WHAT YOU WILL DO: Wherever a line holds the word "page", copy that line out.

-- BEGIN SUPPLIED RECORDS --

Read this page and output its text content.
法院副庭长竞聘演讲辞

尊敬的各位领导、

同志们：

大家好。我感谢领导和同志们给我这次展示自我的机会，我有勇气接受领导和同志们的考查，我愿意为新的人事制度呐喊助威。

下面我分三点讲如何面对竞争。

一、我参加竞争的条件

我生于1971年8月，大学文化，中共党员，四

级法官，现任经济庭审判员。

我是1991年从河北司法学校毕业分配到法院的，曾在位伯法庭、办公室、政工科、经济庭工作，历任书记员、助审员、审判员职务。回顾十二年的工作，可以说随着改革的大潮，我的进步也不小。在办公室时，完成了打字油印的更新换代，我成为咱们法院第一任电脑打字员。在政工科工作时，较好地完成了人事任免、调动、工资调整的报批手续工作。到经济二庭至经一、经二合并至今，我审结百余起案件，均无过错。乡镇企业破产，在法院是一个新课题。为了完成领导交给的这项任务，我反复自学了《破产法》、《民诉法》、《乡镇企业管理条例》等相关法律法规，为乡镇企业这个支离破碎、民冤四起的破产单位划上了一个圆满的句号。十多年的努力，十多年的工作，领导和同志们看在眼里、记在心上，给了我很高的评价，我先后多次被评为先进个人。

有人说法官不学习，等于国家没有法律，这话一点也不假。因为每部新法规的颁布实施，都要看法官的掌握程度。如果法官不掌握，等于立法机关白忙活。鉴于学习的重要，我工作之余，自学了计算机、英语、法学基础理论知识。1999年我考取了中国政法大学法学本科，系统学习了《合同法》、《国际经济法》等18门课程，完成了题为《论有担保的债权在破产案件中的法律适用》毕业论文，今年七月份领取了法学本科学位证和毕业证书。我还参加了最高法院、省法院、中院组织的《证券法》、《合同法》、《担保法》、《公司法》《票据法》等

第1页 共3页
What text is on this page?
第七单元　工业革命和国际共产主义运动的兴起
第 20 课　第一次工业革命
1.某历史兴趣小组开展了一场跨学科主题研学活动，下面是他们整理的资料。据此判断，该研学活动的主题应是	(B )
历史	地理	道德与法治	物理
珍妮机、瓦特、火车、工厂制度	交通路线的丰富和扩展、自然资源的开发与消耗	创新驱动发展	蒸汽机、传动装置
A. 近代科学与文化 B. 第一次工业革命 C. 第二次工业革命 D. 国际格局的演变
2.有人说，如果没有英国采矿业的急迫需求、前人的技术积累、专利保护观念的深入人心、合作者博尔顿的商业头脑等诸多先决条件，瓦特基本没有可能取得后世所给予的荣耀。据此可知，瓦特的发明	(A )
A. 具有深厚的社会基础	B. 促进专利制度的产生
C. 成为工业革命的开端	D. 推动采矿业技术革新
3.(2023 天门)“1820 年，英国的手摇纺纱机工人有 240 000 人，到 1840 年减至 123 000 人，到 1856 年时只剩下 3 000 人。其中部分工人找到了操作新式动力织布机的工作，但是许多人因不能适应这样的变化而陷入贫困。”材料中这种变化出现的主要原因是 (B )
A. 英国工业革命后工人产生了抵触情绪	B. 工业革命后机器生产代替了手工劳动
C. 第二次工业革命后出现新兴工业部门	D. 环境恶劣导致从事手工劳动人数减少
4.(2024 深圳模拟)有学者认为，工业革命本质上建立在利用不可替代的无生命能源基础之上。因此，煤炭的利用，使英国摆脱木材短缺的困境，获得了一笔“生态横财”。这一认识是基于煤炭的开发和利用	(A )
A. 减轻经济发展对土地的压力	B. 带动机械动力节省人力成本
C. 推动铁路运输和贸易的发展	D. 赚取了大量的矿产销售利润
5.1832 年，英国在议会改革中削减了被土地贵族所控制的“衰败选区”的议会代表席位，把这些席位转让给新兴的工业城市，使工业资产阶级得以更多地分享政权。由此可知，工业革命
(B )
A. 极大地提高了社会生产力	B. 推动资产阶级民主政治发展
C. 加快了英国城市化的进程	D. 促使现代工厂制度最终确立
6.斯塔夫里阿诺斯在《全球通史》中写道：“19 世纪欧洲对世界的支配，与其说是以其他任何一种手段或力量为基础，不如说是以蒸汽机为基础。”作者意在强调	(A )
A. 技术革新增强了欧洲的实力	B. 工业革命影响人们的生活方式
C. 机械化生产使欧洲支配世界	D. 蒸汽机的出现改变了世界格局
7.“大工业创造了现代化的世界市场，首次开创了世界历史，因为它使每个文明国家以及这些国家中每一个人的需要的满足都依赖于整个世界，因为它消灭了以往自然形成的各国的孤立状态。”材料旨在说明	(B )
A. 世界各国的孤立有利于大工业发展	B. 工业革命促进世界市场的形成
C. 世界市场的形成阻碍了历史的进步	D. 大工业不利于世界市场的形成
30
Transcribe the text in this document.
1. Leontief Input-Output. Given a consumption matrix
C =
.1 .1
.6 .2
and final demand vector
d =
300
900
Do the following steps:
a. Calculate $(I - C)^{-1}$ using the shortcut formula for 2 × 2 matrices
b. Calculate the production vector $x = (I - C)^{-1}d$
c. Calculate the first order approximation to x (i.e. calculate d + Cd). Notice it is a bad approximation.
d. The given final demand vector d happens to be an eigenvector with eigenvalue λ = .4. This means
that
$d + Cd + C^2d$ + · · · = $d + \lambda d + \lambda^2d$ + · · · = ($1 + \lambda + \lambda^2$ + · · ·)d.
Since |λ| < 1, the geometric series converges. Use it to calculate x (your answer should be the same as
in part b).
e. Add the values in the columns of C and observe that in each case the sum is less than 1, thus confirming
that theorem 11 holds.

-- END SUPPLIED RECORDS --

ANSWER TO THE TASK:
Read this page and output its text content.
What text is on this page?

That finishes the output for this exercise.